▸ **EXTRACTED MATERIAL**
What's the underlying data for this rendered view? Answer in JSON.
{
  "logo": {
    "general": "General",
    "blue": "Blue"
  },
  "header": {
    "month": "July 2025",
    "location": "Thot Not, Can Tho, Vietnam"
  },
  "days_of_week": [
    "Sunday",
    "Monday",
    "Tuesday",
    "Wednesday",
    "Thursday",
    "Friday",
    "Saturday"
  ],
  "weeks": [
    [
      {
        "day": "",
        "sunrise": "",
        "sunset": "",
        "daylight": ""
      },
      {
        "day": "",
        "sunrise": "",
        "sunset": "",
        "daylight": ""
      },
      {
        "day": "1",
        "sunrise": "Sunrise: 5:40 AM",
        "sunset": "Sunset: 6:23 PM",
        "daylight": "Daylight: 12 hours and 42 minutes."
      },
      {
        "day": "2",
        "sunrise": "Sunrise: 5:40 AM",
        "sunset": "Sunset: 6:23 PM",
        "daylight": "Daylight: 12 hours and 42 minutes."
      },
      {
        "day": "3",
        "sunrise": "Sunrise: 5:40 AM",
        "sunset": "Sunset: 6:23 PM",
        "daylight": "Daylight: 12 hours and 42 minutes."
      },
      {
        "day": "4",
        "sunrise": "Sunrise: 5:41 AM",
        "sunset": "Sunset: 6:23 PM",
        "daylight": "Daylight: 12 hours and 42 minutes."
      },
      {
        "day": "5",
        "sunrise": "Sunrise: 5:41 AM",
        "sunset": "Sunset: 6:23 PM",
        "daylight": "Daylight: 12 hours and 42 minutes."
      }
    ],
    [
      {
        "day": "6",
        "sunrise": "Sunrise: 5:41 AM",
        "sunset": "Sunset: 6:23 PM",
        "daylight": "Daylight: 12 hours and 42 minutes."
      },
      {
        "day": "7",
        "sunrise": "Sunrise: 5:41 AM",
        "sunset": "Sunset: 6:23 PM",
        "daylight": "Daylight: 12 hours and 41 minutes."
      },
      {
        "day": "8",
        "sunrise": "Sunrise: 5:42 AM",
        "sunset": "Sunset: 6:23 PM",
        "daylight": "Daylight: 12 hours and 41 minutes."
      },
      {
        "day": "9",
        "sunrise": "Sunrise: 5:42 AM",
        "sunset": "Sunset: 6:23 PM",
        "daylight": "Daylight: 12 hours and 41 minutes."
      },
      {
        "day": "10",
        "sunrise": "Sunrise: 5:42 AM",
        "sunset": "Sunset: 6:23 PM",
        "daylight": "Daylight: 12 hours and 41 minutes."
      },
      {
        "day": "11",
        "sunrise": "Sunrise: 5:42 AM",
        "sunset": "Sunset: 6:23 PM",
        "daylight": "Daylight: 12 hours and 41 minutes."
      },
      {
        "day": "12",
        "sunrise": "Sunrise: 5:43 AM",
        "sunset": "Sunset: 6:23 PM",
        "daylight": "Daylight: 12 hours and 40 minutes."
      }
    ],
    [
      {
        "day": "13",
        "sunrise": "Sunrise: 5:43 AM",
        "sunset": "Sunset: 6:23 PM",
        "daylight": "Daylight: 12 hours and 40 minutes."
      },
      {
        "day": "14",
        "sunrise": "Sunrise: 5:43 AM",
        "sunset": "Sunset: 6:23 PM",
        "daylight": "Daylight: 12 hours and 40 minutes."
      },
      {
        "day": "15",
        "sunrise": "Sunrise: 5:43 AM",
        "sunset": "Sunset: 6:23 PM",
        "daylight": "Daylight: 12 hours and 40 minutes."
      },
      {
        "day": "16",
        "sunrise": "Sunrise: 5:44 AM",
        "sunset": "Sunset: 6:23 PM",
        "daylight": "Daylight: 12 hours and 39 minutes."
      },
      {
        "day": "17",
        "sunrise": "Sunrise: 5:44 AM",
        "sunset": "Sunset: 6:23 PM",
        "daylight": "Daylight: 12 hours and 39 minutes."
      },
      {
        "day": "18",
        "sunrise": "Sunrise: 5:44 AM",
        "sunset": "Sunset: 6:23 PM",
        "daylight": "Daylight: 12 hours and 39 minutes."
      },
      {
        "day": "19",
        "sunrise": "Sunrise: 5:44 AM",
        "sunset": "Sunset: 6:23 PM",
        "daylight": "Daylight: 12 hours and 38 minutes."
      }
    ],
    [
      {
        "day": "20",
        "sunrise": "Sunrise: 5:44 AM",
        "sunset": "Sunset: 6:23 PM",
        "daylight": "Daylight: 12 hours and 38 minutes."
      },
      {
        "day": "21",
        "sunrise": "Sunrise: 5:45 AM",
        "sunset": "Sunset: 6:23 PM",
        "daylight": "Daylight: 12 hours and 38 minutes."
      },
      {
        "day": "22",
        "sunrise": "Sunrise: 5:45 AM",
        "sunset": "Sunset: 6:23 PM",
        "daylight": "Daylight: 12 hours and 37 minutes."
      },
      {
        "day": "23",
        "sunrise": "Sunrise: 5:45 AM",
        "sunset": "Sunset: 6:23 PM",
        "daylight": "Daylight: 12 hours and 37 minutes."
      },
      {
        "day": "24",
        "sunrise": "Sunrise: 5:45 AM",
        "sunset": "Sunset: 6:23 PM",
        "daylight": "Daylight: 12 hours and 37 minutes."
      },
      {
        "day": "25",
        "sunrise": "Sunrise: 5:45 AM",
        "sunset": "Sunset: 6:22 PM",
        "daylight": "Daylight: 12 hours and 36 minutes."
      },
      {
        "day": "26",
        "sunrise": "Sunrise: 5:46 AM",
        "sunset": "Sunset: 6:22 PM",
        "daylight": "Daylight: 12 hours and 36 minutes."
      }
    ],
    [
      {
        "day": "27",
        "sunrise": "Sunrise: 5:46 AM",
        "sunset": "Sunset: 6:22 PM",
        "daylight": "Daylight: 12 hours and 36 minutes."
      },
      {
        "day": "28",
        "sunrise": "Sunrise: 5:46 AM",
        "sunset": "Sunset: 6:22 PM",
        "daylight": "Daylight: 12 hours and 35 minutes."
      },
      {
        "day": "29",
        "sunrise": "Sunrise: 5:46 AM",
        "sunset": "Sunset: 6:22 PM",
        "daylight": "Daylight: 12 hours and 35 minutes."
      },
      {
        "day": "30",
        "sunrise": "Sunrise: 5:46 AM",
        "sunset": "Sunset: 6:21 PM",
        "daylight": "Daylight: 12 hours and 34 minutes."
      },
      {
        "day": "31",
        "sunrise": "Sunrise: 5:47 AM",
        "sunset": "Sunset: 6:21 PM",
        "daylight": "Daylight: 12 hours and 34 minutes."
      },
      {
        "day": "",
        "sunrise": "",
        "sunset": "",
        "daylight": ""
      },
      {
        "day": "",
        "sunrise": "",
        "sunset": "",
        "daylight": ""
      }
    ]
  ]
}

▸ **GOAL OF THE EXERCISE**
Repeat all of the entries exactly.

▸ **WORKED SOLUTION**
What's the underlying data for this rendered view? Answer in JSON.
{
  "logo": {
    "general": "General",
    "blue": "Blue"
  },
  "header": {
    "month": "July 2025",
    "location": "Thot Not, Can Tho, Vietnam"
  },
  "days_of_week": [
    "Sunday",
    "Monday",
    "Tuesday",
    "Wednesday",
    "Thursday",
    "Friday",
    "Saturday"
  ],
  "weeks": [
    [
      {
        "day": "",
        "sunrise": "",
        "sunset": "",
        "daylight": ""
      },
      {
        "day": "",
        "sunrise": "",
        "sunset": "",
        "daylight": ""
      },
      {
        "day": "1",
        "sunrise": "Sunrise: 5:40 AM",
        "sunset": "Sunset: 6:23 PM",
        "daylight": "Daylight: 12 hours and 42 minutes."
      },
      {
        "day": "2",
        "sunrise": "Sunrise: 5:40 AM",
        "sunset": "Sunset: 6:23 PM",
        "daylight": "Daylight: 12 hours and 42 minutes."
      },
      {
        "day": "3",
        "sunrise": "Sunrise: 5:40 AM",
        "sunset": "Sunset: 6:23 PM",
        "daylight": "Daylight: 12 hours and 42 minutes."
      },
      {
        "day": "4",
        "sunrise": "Sunrise: 5:41 AM",
        "sunset": "Sunset: 6:23 PM",
        "daylight": "Daylight: 12 hours and 42 minutes."
      },
      {
        "day": "5",
        "sunrise": "Sunrise: 5:41 AM",
        "sunset": "Sunset: 6:23 PM",
        "daylight": "Daylight: 12 hours and 42 minutes."
      }
    ],
    [
      {
        "day": "6",
        "sunrise": "Sunrise: 5:41 AM",
        "sunset": "Sunset: 6:23 PM",
        "daylight": "Daylight: 12 hours and 42 minutes."
      },
      {
        "day": "7",
        "sunrise": "Sunrise: 5:41 AM",
        "sunset": "Sunset: 6:23 PM",
        "daylight": "Daylight: 12 hours and 41 minutes."
      },
      {
        "day": "8",
        "sunrise": "Sunrise: 5:42 AM",
        "sunset": "Sunset: 6:23 PM",
        "daylight": "Daylight: 12 hours and 41 minutes."
      },
      {
        "day": "9",
        "sunrise": "Sunrise: 5:42 AM",
        "sunset": "Sunset: 6:23 PM",
        "daylight": "Daylight: 12 hours and 41 minutes."
      },
      {
        "day": "10",
        "sunrise": "Sunrise: 5:42 AM",
        "sunset": "Sunset: 6:23 PM",
        "daylight": "Daylight: 12 hours and 41 minutes."
      },
      {
        "day": "11",
        "sunrise": "Sunrise: 5:42 AM",
        "sunset": "Sunset: 6:23 PM",
        "daylight": "Daylight: 12 hours and 41 minutes."
      },
      {
        "day": "12",
        "sunrise": "Sunrise: 5:43 AM",
        "sunset": "Sunset: 6:23 PM",
        "daylight": "Daylight: 12 hours and 40 minutes."
      }
    ],
    [
      {
        "day": "13",
        "sunrise": "Sunrise: 5:43 AM",
        "sunset": "Sunset: 6:23 PM",
        "daylight": "Daylight: 12 hours and 40 minutes."
      },
      {
        "day": "14",
        "sunrise": "Sunrise: 5:43 AM",
        "sunset": "Sunset: 6:23 PM",
        "daylight": "Daylight: 12 hours and 40 minutes."
      },
      {
        "day": "15",
        "sunrise": "Sunrise: 5:43 AM",
        "sunset": "Sunset: 6:23 PM",
        "daylight": "Daylight: 12 hours and 40 minutes."
      },
      {
        "day": "16",
        "sunrise": "Sunrise: 5:44 AM",
        "sunset": "Sunset: 6:23 PM",
        "daylight": "Daylight: 12 hours and 39 minutes."
      },
      {
        "day": "17",
        "sunrise": "Sunrise: 5:44 AM",
        "sunset": "Sunset: 6:23 PM",
        "daylight": "Daylight: 12 hours and 39 minutes."
      },
      {
        "day": "18",
        "sunrise": "Sunrise: 5:44 AM",
        "sunset": "Sunset: 6:23 PM",
        "daylight": "Daylight: 12 hours and 39 minutes."
      },
      {
        "day": "19",
        "sunrise": "Sunrise: 5:44 AM",
        "sunset": "Sunset: 6:23 PM",
        "daylight": "Daylight: 12 hours and 38 minutes."
      }
    ],
    [
      {
        "day": "20",
        "sunrise": "Sunrise: 5:44 AM",
        "sunset": "Sunset: 6:23 PM",
        "daylight": "Daylight: 12 hours and 38 minutes."
      },
      {
        "day": "21",
        "sunrise": "Sunrise: 5:45 AM",
        "sunset": "Sunset: 6:23 PM",
        "daylight": "Daylight: 12 hours and 38 minutes."
      },
      {
        "day": "22",
        "sunrise": "Sunrise: 5:45 AM",
        "sunset": "Sunset: 6:23 PM",
        "daylight": "Daylight: 12 hours and 37 minutes."
      },
      {
        "day": "23",
        "sunrise": "Sunrise: 5:45 AM",
        "sunset": "Sunset: 6:23 PM",
        "daylight": "Daylight: 12 hours and 37 minutes."
      },
      {
        "day": "24",
        "sunrise": "Sunrise: 5:45 AM",
        "sunset": "Sunset: 6:23 PM",
        "daylight": "Daylight: 12 hours and 37 minutes."
      },
      {
        "day": "25",
        "sunrise": "Sunrise: 5:45 AM",
        "sunset": "Sunset: 6:22 PM",
        "daylight": "Daylight: 12 hours and 36 minutes."
      },
      {
        "day": "26",
        "sunrise": "Sunrise: 5:46 AM",
        "sunset": "Sunset: 6:22 PM",
        "daylight": "Daylight: 12 hours and 36 minutes."
      }
    ],
    [
      {
        "day": "27",
        "sunrise": "Sunrise: 5:46 AM",
        "sunset": "Sunset: 6:22 PM",
        "daylight": "Daylight: 12 hours and 36 minutes."
      },
      {
        "day": "28",
        "sunrise": "Sunrise: 5:46 AM",
        "sunset": "Sunset: 6:22 PM",
        "daylight": "Daylight: 12 hours and 35 minutes."
      },
      {
        "day": "29",
        "sunrise": "Sunrise: 5:46 AM",
        "sunset": "Sunset: 6:22 PM",
        "daylight": "Daylight: 12 hours and 35 minutes."
      },
      {
        "day": "30",
        "sunrise": "Sunrise: 5:46 AM",
        "sunset": "Sunset: 6:21 PM",
        "daylight": "Daylight: 12 hours and 34 minutes."
      },
      {
        "day": "31",
        "sunrise": "Sunrise: 5:47 AM",
        "sunset": "Sunset: 6:21 PM",
        "daylight": "Daylight: 12 hours and 34 minutes."
      },
      {
        "day": "",
        "sunrise": "",
        "sunset": "",
        "daylight": ""
      },
      {
        "day": "",
        "sunrise": "",
        "sunset": "",
        "daylight": ""
      }
    ]
  ]
}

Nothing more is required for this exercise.